▶ [What is needed]:
Filter the entries below, keeping every line that has the word "CENTER".

## start Input for this task

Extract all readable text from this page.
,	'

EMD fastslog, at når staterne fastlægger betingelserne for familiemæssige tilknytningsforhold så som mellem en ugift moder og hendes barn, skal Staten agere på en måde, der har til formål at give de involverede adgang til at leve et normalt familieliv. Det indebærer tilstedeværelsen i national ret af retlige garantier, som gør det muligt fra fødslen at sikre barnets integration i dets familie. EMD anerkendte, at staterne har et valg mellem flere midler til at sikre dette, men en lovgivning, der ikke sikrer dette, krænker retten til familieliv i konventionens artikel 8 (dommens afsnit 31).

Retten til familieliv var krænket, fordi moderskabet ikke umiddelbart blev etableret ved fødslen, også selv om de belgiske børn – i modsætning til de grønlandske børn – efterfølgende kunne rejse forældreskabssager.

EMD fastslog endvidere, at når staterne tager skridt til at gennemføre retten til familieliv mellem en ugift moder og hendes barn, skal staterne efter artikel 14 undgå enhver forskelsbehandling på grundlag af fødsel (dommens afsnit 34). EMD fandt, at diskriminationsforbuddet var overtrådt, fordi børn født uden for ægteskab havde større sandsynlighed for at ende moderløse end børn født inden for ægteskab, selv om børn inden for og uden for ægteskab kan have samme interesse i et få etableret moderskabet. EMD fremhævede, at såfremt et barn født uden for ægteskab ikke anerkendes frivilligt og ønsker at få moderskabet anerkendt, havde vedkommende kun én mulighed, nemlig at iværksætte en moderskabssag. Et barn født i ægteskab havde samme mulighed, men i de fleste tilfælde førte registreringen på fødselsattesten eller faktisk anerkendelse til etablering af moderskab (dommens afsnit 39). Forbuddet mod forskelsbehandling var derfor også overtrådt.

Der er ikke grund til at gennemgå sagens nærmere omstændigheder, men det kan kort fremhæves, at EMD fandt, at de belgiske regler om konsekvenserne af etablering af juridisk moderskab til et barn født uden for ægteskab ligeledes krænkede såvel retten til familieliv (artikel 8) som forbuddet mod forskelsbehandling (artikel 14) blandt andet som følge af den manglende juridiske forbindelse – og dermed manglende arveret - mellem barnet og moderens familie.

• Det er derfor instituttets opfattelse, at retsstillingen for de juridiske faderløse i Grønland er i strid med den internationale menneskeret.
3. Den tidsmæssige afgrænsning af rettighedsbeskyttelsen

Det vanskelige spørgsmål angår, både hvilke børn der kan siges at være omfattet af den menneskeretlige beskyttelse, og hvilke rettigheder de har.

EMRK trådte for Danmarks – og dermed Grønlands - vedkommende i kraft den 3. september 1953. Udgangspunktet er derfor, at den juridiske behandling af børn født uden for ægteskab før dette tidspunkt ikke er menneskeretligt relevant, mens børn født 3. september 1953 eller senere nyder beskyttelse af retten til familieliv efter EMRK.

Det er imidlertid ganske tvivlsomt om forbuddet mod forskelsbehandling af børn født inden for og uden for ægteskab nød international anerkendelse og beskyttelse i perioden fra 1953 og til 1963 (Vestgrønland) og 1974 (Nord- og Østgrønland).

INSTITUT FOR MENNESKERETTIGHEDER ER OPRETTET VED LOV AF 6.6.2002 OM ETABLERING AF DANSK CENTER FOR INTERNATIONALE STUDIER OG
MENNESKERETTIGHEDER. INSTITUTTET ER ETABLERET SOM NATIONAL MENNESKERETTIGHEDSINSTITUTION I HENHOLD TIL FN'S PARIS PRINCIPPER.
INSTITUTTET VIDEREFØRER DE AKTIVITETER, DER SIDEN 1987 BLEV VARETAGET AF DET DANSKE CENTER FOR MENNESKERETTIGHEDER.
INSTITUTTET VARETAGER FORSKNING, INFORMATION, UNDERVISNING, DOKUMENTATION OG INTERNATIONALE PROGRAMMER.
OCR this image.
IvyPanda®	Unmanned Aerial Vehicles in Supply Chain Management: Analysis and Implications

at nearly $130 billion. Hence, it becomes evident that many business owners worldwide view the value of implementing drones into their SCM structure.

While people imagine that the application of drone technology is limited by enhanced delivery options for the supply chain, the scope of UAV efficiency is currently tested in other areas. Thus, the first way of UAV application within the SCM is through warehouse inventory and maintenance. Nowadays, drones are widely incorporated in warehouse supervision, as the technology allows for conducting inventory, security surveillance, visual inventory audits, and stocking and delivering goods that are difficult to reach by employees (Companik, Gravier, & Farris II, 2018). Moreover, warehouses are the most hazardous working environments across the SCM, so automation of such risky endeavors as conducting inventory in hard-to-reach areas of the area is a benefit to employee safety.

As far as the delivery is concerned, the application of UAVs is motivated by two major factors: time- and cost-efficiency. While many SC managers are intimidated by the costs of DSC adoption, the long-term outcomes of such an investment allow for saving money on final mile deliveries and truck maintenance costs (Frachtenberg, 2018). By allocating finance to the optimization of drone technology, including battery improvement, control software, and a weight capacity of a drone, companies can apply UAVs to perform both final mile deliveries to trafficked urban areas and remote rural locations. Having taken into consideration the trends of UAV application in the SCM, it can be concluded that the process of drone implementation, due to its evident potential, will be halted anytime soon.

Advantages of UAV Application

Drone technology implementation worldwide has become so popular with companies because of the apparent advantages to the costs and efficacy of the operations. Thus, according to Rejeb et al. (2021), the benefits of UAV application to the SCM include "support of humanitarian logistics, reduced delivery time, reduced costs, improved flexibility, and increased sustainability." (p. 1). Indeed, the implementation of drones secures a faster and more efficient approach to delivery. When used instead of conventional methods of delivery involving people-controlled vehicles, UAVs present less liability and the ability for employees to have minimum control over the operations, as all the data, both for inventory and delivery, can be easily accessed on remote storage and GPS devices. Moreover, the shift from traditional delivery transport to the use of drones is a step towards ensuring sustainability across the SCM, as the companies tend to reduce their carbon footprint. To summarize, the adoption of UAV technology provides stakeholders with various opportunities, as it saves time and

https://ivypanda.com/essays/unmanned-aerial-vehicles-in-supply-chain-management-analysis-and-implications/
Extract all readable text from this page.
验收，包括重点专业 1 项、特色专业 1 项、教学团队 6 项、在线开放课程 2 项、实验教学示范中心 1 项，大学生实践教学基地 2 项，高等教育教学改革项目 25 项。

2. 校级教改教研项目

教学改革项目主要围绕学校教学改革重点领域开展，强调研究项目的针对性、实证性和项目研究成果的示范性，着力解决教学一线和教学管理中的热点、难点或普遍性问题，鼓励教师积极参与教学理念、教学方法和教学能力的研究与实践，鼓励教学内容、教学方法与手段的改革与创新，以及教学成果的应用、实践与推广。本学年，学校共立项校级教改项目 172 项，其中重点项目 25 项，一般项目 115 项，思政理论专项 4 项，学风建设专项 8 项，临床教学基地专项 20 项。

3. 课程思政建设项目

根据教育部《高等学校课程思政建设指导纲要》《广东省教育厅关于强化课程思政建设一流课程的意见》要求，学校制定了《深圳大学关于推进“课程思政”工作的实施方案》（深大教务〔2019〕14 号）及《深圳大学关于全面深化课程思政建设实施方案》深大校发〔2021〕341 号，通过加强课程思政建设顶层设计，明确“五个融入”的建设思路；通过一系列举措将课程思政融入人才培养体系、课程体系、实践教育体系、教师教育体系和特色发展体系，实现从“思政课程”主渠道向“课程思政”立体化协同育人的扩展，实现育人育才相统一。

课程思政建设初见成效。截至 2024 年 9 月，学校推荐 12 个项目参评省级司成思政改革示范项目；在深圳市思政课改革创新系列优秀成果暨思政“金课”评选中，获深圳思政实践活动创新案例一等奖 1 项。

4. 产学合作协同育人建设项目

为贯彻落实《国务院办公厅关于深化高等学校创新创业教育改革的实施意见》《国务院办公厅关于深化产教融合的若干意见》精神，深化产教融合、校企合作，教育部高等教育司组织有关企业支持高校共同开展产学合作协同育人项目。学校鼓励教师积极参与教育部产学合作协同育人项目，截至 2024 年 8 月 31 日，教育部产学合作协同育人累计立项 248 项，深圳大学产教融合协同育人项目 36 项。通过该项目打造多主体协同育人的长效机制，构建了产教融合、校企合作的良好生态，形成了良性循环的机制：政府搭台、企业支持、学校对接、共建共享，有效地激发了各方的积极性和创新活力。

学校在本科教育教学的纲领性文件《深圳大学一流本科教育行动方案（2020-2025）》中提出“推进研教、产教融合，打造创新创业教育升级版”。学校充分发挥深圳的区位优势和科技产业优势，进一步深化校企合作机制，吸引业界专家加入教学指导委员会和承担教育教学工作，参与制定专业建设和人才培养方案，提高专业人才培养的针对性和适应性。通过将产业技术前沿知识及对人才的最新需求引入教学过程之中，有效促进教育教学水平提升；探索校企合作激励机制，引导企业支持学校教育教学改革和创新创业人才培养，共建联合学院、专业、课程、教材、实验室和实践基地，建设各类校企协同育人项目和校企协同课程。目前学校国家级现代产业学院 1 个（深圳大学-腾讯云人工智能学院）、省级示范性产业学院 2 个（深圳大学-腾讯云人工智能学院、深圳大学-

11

## end Input for this task

▶ [Final result]:
INSTITUT FOR MENNESKERETTIGHEDER ER OPRETTET VED LOV AF 6.6.2002 OM ETABLERING AF DANSK CENTER FOR INTERNATIONALE STUDIER OG
INSTITUTTET VIDEREFØRER DE AKTIVITETER, DER SIDEN 1987 BLEV VARETAGET AF DET DANSKE CENTER FOR MENNESKERETTIGHEDER.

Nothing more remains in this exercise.